───── Material for this exercise ─────

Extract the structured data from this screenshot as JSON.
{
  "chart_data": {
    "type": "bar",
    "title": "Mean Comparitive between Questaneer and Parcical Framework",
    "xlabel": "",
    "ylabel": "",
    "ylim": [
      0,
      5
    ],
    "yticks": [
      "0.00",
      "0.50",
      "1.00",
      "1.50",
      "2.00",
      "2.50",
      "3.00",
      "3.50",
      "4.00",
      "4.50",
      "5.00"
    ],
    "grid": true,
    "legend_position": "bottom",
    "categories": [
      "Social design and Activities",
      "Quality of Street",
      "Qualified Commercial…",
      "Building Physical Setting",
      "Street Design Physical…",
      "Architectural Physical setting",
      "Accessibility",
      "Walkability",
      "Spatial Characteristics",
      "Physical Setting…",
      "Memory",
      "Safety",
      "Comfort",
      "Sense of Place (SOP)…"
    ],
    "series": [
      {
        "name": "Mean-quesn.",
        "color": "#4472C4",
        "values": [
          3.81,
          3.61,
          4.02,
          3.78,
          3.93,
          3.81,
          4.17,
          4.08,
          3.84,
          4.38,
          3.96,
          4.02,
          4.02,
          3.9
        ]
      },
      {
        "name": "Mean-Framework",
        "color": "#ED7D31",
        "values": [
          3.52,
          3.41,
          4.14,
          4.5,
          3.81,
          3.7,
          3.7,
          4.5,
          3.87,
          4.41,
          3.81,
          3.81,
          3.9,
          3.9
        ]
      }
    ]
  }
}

─────
───── Material for this exercise ─────

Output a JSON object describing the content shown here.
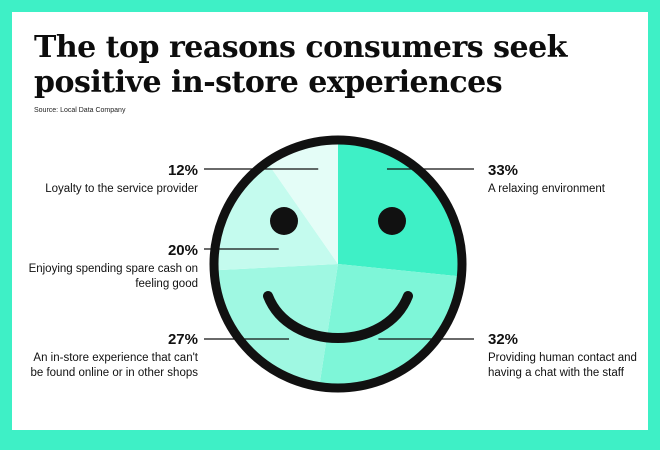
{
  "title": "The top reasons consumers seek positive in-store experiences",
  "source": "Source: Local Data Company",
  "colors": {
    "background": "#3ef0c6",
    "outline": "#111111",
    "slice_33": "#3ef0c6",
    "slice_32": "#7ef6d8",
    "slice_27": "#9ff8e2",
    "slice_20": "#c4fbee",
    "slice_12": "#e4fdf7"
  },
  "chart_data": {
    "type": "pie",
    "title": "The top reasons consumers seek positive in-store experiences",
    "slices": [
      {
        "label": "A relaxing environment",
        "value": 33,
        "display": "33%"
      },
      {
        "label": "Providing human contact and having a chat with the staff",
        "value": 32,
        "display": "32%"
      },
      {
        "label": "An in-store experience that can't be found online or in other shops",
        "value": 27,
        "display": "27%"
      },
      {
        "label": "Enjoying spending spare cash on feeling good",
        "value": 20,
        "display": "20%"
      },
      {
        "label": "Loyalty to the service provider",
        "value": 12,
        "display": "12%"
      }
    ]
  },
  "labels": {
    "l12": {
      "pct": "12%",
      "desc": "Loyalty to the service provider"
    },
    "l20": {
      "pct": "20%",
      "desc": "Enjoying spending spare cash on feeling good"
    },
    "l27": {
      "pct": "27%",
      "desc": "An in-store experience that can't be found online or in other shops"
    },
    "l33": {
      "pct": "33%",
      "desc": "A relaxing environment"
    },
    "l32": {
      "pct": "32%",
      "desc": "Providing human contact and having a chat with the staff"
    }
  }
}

─────

Written request >> State how many lines above contain the string "title", with no other words.

Answer to this exercise >> 3